**DIRECTIVE**
Print all of the data exactly.

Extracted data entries

▼

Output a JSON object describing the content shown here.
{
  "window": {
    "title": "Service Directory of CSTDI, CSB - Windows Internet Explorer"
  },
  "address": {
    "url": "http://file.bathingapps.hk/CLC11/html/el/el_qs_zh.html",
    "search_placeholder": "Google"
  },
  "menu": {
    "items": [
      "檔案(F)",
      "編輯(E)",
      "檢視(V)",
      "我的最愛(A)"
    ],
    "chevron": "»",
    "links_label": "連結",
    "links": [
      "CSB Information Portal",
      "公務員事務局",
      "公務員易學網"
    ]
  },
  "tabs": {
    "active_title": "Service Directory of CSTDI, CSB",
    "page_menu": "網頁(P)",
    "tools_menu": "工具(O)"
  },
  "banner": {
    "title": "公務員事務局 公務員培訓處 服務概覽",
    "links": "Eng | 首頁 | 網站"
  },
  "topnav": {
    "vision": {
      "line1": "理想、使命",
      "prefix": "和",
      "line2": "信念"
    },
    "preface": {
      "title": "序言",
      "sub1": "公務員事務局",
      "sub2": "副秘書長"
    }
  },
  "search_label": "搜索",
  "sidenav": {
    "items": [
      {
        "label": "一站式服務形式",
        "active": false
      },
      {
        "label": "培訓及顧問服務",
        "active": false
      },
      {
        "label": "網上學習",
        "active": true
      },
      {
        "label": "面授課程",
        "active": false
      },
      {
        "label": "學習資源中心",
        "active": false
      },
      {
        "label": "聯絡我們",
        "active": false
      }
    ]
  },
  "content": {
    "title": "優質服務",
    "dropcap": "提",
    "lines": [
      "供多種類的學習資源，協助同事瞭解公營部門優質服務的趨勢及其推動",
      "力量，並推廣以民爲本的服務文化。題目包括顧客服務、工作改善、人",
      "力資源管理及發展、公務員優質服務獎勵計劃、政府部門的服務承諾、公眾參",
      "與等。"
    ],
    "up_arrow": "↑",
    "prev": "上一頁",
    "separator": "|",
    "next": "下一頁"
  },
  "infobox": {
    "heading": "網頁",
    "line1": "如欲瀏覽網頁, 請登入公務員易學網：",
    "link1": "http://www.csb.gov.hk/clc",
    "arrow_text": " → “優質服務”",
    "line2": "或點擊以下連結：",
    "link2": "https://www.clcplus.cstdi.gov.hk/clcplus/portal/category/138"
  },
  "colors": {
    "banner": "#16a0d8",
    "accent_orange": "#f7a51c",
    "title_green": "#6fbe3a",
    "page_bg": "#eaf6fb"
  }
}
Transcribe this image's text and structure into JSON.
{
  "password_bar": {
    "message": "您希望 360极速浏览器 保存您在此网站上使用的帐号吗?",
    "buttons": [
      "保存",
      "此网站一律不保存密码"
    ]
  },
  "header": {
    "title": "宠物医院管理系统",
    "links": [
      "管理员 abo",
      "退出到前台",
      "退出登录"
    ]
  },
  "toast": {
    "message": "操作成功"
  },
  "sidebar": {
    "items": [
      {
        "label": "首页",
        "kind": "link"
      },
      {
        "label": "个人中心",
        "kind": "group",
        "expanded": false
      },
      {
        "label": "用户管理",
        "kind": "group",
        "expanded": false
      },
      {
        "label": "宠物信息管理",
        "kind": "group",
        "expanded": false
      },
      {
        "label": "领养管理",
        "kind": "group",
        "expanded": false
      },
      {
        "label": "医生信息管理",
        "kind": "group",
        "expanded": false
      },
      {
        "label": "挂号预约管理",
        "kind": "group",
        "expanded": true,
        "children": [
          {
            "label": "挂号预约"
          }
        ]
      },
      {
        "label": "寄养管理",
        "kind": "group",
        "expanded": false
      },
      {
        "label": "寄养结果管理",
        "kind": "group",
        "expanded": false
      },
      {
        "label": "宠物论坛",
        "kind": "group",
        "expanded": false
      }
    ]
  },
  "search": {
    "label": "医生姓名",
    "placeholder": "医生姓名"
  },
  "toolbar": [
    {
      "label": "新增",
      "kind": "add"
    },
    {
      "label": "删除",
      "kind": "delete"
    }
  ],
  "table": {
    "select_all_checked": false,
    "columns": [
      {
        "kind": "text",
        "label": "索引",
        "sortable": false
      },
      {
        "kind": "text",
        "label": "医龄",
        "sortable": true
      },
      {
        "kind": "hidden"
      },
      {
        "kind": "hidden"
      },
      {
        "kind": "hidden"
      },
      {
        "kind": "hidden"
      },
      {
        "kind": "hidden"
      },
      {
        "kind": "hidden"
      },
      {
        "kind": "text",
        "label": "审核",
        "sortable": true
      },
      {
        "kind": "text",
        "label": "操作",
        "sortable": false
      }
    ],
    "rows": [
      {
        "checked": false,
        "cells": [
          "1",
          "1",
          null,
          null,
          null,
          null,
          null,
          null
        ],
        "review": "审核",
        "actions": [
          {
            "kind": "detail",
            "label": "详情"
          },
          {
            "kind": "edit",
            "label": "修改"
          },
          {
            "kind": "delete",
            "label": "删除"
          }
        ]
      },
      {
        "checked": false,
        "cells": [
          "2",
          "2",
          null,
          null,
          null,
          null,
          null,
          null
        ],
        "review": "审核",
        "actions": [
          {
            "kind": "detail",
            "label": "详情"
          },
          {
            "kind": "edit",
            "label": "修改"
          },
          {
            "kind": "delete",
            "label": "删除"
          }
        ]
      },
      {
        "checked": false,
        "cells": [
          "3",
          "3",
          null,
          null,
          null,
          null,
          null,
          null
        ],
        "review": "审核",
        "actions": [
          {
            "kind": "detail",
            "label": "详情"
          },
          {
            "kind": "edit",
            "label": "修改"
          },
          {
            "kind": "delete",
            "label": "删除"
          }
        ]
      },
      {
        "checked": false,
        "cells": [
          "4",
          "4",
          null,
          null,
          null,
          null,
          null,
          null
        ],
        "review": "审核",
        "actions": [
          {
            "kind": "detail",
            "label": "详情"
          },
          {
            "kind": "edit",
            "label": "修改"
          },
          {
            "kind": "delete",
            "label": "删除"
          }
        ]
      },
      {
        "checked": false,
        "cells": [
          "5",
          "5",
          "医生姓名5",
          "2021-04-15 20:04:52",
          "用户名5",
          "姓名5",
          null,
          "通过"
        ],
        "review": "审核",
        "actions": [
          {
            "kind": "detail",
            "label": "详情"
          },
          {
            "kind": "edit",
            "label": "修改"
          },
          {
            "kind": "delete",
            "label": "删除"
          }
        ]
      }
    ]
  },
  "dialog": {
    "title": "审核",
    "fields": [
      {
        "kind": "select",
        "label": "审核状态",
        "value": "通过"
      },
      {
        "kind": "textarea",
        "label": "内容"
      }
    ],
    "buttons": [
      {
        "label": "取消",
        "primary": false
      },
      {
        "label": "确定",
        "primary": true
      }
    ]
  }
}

▲

**RESULT FOR THIS TASK**
Output a JSON object describing the content shown here.
{
  "window": {
    "title": "Service Directory of CSTDI, CSB - Windows Internet Explorer"
  },
  "address": {
    "url": "http://file.bathingapps.hk/CLC11/html/el/el_qs_zh.html",
    "search_placeholder": "Google"
  },
  "menu": {
    "items": [
      "檔案(F)",
      "編輯(E)",
      "檢視(V)",
      "我的最愛(A)"
    ],
    "chevron": "»",
    "links_label": "連結",
    "links": [
      "CSB Information Portal",
      "公務員事務局",
      "公務員易學網"
    ]
  },
  "tabs": {
    "active_title": "Service Directory of CSTDI, CSB",
    "page_menu": "網頁(P)",
    "tools_menu": "工具(O)"
  },
  "banner": {
    "title": "公務員事務局 公務員培訓處 服務概覽",
    "links": "Eng | 首頁 | 網站"
  },
  "topnav": {
    "vision": {
      "line1": "理想、使命",
      "prefix": "和",
      "line2": "信念"
    },
    "preface": {
      "title": "序言",
      "sub1": "公務員事務局",
      "sub2": "副秘書長"
    }
  },
  "search_label": "搜索",
  "sidenav": {
    "items": [
      {
        "label": "一站式服務形式",
        "active": false
      },
      {
        "label": "培訓及顧問服務",
        "active": false
      },
      {
        "label": "網上學習",
        "active": true
      },
      {
        "label": "面授課程",
        "active": false
      },
      {
        "label": "學習資源中心",
        "active": false
      },
      {
        "label": "聯絡我們",
        "active": false
      }
    ]
  },
  "content": {
    "title": "優質服務",
    "dropcap": "提",
    "lines": [
      "供多種類的學習資源，協助同事瞭解公營部門優質服務的趨勢及其推動",
      "力量，並推廣以民爲本的服務文化。題目包括顧客服務、工作改善、人",
      "力資源管理及發展、公務員優質服務獎勵計劃、政府部門的服務承諾、公眾參",
      "與等。"
    ],
    "up_arrow": "↑",
    "prev": "上一頁",
    "separator": "|",
    "next": "下一頁"
  },
  "infobox": {
    "heading": "網頁",
    "line1": "如欲瀏覽網頁, 請登入公務員易學網：",
    "link1": "http://www.csb.gov.hk/clc",
    "arrow_text": " → “優質服務”",
    "line2": "或點擊以下連結：",
    "link2": "https://www.clcplus.cstdi.gov.hk/clcplus/portal/category/138"
  },
  "colors": {
    "banner": "#16a0d8",
    "accent_orange": "#f7a51c",
    "title_green": "#6fbe3a",
    "page_bg": "#eaf6fb"
  }
}
Transcribe this image's text and structure into JSON.
{
  "password_bar": {
    "message": "您希望 360极速浏览器 保存您在此网站上使用的帐号吗?",
    "buttons": [
      "保存",
      "此网站一律不保存密码"
    ]
  },
  "header": {
    "title": "宠物医院管理系统",
    "links": [
      "管理员 abo",
      "退出到前台",
      "退出登录"
    ]
  },
  "toast": {
    "message": "操作成功"
  },
  "sidebar": {
    "items": [
      {
        "label": "首页",
        "kind": "link"
      },
      {
        "label": "个人中心",
        "kind": "group",
        "expanded": false
      },
      {
        "label": "用户管理",
        "kind": "group",
        "expanded": false
      },
      {
        "label": "宠物信息管理",
        "kind": "group",
        "expanded": false
      },
      {
        "label": "领养管理",
        "kind": "group",
        "expanded": false
      },
      {
        "label": "医生信息管理",
        "kind": "group",
        "expanded": false
      },
      {
        "label": "挂号预约管理",
        "kind": "group",
        "expanded": true,
        "children": [
          {
            "label": "挂号预约"
          }
        ]
      },
      {
        "label": "寄养管理",
        "kind": "group",
        "expanded": false
      },
      {
        "label": "寄养结果管理",
        "kind": "group",
        "expanded": false
      },
      {
        "label": "宠物论坛",
        "kind": "group",
        "expanded": false
      }
    ]
  },
  "search": {
    "label": "医生姓名",
    "placeholder": "医生姓名"
  },
  "toolbar": [
    {
      "label": "新增",
      "kind": "add"
    },
    {
      "label": "删除",
      "kind": "delete"
    }
  ],
  "table": {
    "select_all_checked": false,
    "columns": [
      {
        "kind": "text",
        "label": "索引",
        "sortable": false
      },
      {
        "kind": "text",
        "label": "医龄",
        "sortable": true
      },
      {
        "kind": "hidden"
      },
      {
        "kind": "hidden"
      },
      {
        "kind": "hidden"
      },
      {
        "kind": "hidden"
      },
      {
        "kind": "hidden"
      },
      {
        "kind": "hidden"
      },
      {
        "kind": "text",
        "label": "审核",
        "sortable": true
      },
      {
        "kind": "text",
        "label": "操作",
        "sortable": false
      }
    ],
    "rows": [
      {
        "checked": false,
        "cells": [
          "1",
          "1",
          null,
          null,
          null,
          null,
          null,
          null
        ],
        "review": "审核",
        "actions": [
          {
            "kind": "detail",
            "label": "详情"
          },
          {
            "kind": "edit",
            "label": "修改"
          },
          {
            "kind": "delete",
            "label": "删除"
          }
        ]
      },
      {
        "checked": false,
        "cells": [
          "2",
          "2",
          null,
          null,
          null,
          null,
          null,
          null
        ],
        "review": "审核",
        "actions": [
          {
            "kind": "detail",
            "label": "详情"
          },
          {
            "kind": "edit",
            "label": "修改"
          },
          {
            "kind": "delete",
            "label": "删除"
          }
        ]
      },
      {
        "checked": false,
        "cells": [
          "3",
          "3",
          null,
          null,
          null,
          null,
          null,
          null
        ],
        "review": "审核",
        "actions": [
          {
            "kind": "detail",
            "label": "详情"
          },
          {
            "kind": "edit",
            "label": "修改"
          },
          {
            "kind": "delete",
            "label": "删除"
          }
        ]
      },
      {
        "checked": false,
        "cells": [
          "4",
          "4",
          null,
          null,
          null,
          null,
          null,
          null
        ],
        "review": "审核",
        "actions": [
          {
            "kind": "detail",
            "label": "详情"
          },
          {
            "kind": "edit",
            "label": "修改"
          },
          {
            "kind": "delete",
            "label": "删除"
          }
        ]
      },
      {
        "checked": false,
        "cells": [
          "5",
          "5",
          "医生姓名5",
          "2021-04-15 20:04:52",
          "用户名5",
          "姓名5",
          null,
          "通过"
        ],
        "review": "审核",
        "actions": [
          {
            "kind": "detail",
            "label": "详情"
          },
          {
            "kind": "edit",
            "label": "修改"
          },
          {
            "kind": "delete",
            "label": "删除"
          }
        ]
      }
    ]
  },
  "dialog": {
    "title": "审核",
    "fields": [
      {
        "kind": "select",
        "label": "审核状态",
        "value": "通过"
      },
      {
        "kind": "textarea",
        "label": "内容"
      }
    ],
    "buttons": [
      {
        "label": "取消",
        "primary": false
      },
      {
        "label": "确定",
        "primary": true
      }
    ]
  }
}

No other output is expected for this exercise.